▸ Records for processing
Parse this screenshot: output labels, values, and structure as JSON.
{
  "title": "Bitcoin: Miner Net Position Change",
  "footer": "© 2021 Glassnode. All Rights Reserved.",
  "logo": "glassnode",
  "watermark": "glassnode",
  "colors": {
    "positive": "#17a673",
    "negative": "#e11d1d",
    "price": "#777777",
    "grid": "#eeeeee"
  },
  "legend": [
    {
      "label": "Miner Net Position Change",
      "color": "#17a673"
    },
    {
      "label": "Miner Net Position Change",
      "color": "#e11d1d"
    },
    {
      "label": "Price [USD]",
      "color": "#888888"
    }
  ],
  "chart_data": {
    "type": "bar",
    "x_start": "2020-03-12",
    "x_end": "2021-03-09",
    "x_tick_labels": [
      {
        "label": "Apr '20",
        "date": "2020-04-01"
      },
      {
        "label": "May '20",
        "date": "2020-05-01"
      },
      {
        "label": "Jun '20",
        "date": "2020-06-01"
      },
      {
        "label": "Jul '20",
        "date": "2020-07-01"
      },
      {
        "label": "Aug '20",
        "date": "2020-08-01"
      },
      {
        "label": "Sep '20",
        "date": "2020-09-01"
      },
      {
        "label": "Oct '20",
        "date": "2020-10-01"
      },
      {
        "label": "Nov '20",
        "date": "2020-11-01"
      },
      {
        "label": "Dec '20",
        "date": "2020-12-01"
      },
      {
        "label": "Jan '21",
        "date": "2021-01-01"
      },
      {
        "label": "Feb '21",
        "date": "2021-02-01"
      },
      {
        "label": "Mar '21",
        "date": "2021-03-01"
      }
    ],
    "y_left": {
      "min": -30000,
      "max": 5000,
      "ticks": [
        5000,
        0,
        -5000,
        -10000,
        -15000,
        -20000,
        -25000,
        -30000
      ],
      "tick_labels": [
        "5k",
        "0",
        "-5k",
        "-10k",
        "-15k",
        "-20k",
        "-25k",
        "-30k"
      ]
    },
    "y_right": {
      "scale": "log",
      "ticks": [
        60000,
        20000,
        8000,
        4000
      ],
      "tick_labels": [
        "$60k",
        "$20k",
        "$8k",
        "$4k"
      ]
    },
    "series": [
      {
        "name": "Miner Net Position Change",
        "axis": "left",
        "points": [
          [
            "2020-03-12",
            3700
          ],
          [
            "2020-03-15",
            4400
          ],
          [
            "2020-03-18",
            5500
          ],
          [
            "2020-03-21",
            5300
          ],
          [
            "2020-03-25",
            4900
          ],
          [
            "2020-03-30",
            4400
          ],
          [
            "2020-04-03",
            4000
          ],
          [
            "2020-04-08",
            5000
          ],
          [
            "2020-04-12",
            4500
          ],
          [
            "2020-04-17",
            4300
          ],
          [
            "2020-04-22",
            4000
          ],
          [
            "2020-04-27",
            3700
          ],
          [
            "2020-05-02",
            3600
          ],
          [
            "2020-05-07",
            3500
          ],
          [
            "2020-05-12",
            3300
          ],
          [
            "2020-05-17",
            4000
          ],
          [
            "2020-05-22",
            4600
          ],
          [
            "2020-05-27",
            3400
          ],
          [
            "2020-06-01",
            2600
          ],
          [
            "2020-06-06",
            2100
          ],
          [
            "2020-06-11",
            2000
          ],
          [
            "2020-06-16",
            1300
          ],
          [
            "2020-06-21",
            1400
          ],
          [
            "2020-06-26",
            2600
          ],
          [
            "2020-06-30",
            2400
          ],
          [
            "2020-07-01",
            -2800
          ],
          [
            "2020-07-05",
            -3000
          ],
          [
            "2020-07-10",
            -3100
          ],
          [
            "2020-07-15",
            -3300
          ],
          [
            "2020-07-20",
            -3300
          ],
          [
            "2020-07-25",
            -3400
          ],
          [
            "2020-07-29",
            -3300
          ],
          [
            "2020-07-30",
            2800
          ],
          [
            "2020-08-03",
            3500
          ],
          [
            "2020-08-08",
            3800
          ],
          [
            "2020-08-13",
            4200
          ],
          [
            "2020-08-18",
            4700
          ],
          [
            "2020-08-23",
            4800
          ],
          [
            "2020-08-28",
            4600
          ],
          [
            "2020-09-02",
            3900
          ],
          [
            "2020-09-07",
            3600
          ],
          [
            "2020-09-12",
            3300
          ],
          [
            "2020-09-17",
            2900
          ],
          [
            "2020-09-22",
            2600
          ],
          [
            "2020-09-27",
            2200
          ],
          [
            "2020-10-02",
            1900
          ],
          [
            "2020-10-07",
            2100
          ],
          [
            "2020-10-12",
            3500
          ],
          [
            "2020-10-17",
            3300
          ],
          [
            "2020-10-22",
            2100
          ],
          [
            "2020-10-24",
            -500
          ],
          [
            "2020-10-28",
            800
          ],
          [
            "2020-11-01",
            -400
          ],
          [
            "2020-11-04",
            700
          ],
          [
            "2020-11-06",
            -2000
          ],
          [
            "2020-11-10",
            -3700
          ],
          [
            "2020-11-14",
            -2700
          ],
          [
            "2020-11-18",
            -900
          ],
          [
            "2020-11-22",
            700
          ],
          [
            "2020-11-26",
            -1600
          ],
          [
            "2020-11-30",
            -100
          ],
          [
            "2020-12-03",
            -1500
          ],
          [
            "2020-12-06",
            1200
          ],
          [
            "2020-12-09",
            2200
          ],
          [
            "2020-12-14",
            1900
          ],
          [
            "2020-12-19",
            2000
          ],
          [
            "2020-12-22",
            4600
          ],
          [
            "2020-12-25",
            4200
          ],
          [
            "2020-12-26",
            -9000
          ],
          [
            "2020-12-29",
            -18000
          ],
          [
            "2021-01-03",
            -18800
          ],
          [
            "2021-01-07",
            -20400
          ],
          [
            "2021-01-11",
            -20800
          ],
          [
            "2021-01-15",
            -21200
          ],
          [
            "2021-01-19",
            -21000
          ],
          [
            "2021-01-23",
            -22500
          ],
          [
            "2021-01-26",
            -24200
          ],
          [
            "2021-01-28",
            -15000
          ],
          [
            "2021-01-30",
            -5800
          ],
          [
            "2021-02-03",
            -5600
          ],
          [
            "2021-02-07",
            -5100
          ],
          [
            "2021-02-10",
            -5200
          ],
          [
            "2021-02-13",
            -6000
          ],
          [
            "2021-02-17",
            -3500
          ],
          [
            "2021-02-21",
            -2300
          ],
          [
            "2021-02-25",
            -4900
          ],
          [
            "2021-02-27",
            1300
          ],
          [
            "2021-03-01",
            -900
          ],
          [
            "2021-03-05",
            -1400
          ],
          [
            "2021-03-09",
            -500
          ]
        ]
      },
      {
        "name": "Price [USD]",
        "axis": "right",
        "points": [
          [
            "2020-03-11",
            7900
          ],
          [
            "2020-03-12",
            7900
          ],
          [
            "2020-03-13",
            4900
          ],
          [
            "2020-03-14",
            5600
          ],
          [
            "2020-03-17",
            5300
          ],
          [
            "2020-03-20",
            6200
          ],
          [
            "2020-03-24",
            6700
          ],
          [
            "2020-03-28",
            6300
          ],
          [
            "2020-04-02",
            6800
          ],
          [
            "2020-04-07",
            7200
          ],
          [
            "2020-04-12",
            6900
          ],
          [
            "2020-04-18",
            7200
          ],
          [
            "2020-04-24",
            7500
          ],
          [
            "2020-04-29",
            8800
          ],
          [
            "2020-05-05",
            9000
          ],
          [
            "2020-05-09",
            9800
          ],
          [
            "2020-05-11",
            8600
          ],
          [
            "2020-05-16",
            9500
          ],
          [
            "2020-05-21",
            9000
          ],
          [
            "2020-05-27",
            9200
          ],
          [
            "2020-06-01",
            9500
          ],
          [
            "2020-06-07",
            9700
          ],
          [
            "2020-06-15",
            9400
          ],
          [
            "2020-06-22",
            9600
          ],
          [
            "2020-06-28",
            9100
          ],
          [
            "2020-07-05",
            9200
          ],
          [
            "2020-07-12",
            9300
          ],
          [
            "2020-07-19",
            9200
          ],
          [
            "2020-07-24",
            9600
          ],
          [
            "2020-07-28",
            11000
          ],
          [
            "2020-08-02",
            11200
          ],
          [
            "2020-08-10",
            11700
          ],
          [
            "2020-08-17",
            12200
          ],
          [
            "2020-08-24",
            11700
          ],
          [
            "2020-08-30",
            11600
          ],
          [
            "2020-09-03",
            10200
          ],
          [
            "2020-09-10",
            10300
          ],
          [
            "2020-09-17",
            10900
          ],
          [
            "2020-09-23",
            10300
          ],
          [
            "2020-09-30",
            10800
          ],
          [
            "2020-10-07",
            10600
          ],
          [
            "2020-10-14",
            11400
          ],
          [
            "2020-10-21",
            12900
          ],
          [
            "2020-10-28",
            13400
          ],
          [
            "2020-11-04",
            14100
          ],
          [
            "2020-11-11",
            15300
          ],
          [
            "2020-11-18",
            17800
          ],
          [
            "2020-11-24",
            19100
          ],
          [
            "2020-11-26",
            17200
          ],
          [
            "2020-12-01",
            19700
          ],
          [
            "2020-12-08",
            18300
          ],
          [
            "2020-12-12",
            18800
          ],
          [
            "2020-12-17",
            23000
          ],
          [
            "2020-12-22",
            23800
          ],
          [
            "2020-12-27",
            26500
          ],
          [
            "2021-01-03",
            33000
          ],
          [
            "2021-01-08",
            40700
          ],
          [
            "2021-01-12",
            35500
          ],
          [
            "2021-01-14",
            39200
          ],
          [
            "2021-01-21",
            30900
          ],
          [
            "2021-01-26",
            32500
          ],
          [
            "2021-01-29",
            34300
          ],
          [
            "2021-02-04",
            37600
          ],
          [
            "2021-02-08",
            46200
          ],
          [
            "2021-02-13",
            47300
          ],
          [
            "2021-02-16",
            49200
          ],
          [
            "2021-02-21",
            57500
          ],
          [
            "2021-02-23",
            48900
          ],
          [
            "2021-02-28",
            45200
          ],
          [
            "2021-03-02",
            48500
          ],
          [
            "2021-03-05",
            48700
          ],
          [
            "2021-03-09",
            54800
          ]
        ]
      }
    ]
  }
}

▸ Your instructions
Select from the material above each line in which the string "date" appears, and list those lines.

▸ Task solution
        "date": "2020-04-01"
        "date": "2020-05-01"
        "date": "2020-06-01"
        "date": "2020-07-01"
        "date": "2020-08-01"
        "date": "2020-09-01"
        "date": "2020-10-01"
        "date": "2020-11-01"
        "date": "2020-12-01"
        "date": "2021-01-01"
        "date": "2021-02-01"
        "date": "2021-03-01"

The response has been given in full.